● Exercise aim: Word for word, set down every record that appears below.

=== Extracted material ===

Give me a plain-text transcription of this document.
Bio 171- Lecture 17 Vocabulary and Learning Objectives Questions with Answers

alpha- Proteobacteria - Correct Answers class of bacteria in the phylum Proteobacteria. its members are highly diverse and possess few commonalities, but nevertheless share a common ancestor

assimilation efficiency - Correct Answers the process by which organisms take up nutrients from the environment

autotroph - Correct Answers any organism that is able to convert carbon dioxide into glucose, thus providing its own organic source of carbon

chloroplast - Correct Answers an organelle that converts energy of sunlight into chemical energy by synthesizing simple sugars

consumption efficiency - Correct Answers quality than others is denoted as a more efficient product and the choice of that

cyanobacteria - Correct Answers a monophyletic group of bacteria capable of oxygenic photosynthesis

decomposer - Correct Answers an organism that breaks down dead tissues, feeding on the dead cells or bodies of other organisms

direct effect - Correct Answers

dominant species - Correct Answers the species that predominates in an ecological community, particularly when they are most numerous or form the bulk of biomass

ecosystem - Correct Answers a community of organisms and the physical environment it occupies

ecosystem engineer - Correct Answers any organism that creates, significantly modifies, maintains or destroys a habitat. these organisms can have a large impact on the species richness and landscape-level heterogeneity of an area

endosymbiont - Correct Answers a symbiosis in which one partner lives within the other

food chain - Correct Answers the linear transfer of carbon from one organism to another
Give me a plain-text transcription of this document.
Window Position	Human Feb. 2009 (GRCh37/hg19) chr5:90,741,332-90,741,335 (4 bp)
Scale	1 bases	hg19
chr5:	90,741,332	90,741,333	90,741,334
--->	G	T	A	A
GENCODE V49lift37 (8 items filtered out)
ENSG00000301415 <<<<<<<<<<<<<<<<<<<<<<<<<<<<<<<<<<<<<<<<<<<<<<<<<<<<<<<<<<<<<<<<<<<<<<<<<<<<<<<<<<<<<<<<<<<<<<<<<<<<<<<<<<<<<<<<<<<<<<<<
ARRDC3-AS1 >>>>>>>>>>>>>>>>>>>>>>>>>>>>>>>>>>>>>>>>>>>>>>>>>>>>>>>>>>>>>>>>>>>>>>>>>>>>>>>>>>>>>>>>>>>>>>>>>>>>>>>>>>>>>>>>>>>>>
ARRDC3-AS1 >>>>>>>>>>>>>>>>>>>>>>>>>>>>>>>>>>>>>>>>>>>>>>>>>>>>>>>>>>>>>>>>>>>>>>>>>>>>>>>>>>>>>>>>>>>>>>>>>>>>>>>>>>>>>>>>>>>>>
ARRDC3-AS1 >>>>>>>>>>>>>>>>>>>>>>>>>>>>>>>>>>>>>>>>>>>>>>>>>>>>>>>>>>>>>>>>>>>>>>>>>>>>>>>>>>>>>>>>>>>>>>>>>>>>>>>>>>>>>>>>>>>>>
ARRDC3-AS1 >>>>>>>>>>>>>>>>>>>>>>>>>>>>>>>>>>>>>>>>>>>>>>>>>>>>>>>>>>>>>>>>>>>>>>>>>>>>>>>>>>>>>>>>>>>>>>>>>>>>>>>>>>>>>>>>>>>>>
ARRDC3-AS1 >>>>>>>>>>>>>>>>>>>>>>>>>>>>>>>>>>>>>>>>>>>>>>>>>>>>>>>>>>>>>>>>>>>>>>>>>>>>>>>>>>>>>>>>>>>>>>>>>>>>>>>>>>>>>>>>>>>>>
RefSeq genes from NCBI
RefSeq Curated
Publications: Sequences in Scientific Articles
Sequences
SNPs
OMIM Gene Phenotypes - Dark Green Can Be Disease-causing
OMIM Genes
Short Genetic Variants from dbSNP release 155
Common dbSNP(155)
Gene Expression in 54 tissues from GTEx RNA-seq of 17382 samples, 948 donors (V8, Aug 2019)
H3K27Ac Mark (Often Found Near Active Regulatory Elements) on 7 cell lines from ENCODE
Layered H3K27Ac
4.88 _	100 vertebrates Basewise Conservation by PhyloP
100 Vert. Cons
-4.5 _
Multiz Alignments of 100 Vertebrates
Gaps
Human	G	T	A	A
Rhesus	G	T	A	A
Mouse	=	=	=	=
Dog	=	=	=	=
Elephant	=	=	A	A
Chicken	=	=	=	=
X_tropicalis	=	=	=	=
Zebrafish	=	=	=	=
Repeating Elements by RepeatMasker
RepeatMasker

===

● Task response:
Give me a plain-text transcription of this document.
Bio 171- Lecture 17 Vocabulary and Learning Objectives Questions with Answers

alpha- Proteobacteria - Correct Answers class of bacteria in the phylum Proteobacteria. its members are highly diverse and possess few commonalities, but nevertheless share a common ancestor

assimilation efficiency - Correct Answers the process by which organisms take up nutrients from the environment

autotroph - Correct Answers any organism that is able to convert carbon dioxide into glucose, thus providing its own organic source of carbon

chloroplast - Correct Answers an organelle that converts energy of sunlight into chemical energy by synthesizing simple sugars

consumption efficiency - Correct Answers quality than others is denoted as a more efficient product and the choice of that

cyanobacteria - Correct Answers a monophyletic group of bacteria capable of oxygenic photosynthesis

decomposer - Correct Answers an organism that breaks down dead tissues, feeding on the dead cells or bodies of other organisms

direct effect - Correct Answers

dominant species - Correct Answers the species that predominates in an ecological community, particularly when they are most numerous or form the bulk of biomass

ecosystem - Correct Answers a community of organisms and the physical environment it occupies

ecosystem engineer - Correct Answers any organism that creates, significantly modifies, maintains or destroys a habitat. these organisms can have a large impact on the species richness and landscape-level heterogeneity of an area

endosymbiont - Correct Answers a symbiosis in which one partner lives within the other

food chain - Correct Answers the linear transfer of carbon from one organism to another
Give me a plain-text transcription of this document.
Window Position	Human Feb. 2009 (GRCh37/hg19) chr5:90,741,332-90,741,335 (4 bp)
Scale	1 bases	hg19
chr5:	90,741,332	90,741,333	90,741,334
--->	G	T	A	A
GENCODE V49lift37 (8 items filtered out)
ENSG00000301415 <<<<<<<<<<<<<<<<<<<<<<<<<<<<<<<<<<<<<<<<<<<<<<<<<<<<<<<<<<<<<<<<<<<<<<<<<<<<<<<<<<<<<<<<<<<<<<<<<<<<<<<<<<<<<<<<<<<<<<<<
ARRDC3-AS1 >>>>>>>>>>>>>>>>>>>>>>>>>>>>>>>>>>>>>>>>>>>>>>>>>>>>>>>>>>>>>>>>>>>>>>>>>>>>>>>>>>>>>>>>>>>>>>>>>>>>>>>>>>>>>>>>>>>>>
ARRDC3-AS1 >>>>>>>>>>>>>>>>>>>>>>>>>>>>>>>>>>>>>>>>>>>>>>>>>>>>>>>>>>>>>>>>>>>>>>>>>>>>>>>>>>>>>>>>>>>>>>>>>>>>>>>>>>>>>>>>>>>>>
ARRDC3-AS1 >>>>>>>>>>>>>>>>>>>>>>>>>>>>>>>>>>>>>>>>>>>>>>>>>>>>>>>>>>>>>>>>>>>>>>>>>>>>>>>>>>>>>>>>>>>>>>>>>>>>>>>>>>>>>>>>>>>>>
ARRDC3-AS1 >>>>>>>>>>>>>>>>>>>>>>>>>>>>>>>>>>>>>>>>>>>>>>>>>>>>>>>>>>>>>>>>>>>>>>>>>>>>>>>>>>>>>>>>>>>>>>>>>>>>>>>>>>>>>>>>>>>>>
ARRDC3-AS1 >>>>>>>>>>>>>>>>>>>>>>>>>>>>>>>>>>>>>>>>>>>>>>>>>>>>>>>>>>>>>>>>>>>>>>>>>>>>>>>>>>>>>>>>>>>>>>>>>>>>>>>>>>>>>>>>>>>>>
RefSeq genes from NCBI
RefSeq Curated
Publications: Sequences in Scientific Articles
Sequences
SNPs
OMIM Gene Phenotypes - Dark Green Can Be Disease-causing
OMIM Genes
Short Genetic Variants from dbSNP release 155
Common dbSNP(155)
Gene Expression in 54 tissues from GTEx RNA-seq of 17382 samples, 948 donors (V8, Aug 2019)
H3K27Ac Mark (Often Found Near Active Regulatory Elements) on 7 cell lines from ENCODE
Layered H3K27Ac
4.88 _	100 vertebrates Basewise Conservation by PhyloP
100 Vert. Cons
-4.5 _
Multiz Alignments of 100 Vertebrates
Gaps
Human	G	T	A	A
Rhesus	G	T	A	A
Mouse	=	=	=	=
Dog	=	=	=	=
Elephant	=	=	A	A
Chicken	=	=	=	=
X_tropicalis	=	=	=	=
Zebrafish	=	=	=	=
Repeating Elements by RepeatMasker
RepeatMasker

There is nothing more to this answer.